EXERCISE MATERIALS.
# # #

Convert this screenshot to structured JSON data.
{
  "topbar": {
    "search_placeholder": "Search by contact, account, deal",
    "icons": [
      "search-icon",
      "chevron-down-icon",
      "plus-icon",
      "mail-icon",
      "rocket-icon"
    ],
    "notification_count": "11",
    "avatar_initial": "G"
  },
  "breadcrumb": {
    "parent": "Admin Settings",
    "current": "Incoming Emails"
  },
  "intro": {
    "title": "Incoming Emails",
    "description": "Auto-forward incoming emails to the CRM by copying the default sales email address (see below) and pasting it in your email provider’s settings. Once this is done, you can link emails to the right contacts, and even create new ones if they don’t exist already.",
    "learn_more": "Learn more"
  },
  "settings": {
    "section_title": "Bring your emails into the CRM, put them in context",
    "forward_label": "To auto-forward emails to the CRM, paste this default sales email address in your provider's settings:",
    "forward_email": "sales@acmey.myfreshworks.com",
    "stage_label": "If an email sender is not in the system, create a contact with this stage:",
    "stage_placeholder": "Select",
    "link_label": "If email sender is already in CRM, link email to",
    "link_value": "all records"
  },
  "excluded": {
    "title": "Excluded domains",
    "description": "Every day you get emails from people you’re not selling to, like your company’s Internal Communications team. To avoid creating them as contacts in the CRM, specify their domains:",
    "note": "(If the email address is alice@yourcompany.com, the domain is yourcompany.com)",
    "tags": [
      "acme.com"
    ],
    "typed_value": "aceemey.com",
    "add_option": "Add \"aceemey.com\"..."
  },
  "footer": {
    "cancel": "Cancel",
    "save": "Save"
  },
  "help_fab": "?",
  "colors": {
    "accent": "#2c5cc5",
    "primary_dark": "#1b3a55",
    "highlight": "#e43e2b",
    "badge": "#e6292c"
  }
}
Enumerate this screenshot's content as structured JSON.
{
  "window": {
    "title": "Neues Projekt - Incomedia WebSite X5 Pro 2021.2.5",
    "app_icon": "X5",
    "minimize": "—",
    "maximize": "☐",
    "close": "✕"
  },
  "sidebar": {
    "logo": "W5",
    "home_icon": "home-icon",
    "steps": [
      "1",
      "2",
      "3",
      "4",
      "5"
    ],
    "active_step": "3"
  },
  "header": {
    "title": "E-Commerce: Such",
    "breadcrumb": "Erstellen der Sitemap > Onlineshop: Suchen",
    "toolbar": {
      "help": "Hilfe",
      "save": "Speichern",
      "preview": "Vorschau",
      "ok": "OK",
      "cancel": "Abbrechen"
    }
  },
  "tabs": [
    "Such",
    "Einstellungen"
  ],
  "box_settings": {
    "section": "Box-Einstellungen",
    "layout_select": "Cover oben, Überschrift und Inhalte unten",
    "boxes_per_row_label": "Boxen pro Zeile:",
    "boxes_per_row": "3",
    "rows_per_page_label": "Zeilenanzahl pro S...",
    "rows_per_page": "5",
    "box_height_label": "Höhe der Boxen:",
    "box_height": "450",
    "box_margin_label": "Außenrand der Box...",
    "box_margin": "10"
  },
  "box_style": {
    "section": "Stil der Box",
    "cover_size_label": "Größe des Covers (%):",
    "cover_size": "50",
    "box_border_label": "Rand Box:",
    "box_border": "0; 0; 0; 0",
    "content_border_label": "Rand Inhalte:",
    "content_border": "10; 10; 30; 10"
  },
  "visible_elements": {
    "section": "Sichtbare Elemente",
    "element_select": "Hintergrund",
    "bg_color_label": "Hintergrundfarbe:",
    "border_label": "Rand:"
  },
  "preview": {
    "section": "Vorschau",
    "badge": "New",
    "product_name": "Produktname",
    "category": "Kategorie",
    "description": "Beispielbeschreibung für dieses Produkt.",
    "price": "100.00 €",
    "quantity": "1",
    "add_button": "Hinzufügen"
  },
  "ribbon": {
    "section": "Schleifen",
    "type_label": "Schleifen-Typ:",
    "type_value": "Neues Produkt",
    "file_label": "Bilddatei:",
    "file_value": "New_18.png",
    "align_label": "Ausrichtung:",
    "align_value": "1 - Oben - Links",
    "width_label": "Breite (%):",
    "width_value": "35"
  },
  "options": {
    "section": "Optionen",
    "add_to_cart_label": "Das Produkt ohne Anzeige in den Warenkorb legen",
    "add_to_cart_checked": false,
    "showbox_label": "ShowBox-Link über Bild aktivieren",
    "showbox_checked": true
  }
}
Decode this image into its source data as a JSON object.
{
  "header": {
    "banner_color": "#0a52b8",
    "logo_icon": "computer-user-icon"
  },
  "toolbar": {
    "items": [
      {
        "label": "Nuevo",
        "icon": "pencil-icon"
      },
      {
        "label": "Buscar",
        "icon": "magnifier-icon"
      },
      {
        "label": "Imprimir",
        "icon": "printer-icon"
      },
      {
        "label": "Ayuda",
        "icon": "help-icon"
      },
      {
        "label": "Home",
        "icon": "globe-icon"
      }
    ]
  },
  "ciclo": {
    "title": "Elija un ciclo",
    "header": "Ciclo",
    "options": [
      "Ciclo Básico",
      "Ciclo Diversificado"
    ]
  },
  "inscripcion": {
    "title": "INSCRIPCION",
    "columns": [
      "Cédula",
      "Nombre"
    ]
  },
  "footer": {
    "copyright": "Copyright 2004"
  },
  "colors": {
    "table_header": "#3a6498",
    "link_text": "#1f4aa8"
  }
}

# # #

For this exercise, gather every line of the data that contains the word "Boxen".

    "boxes_per_row_label": "Boxen pro Zeile:",
    "box_height_label": "Höhe der Boxen:",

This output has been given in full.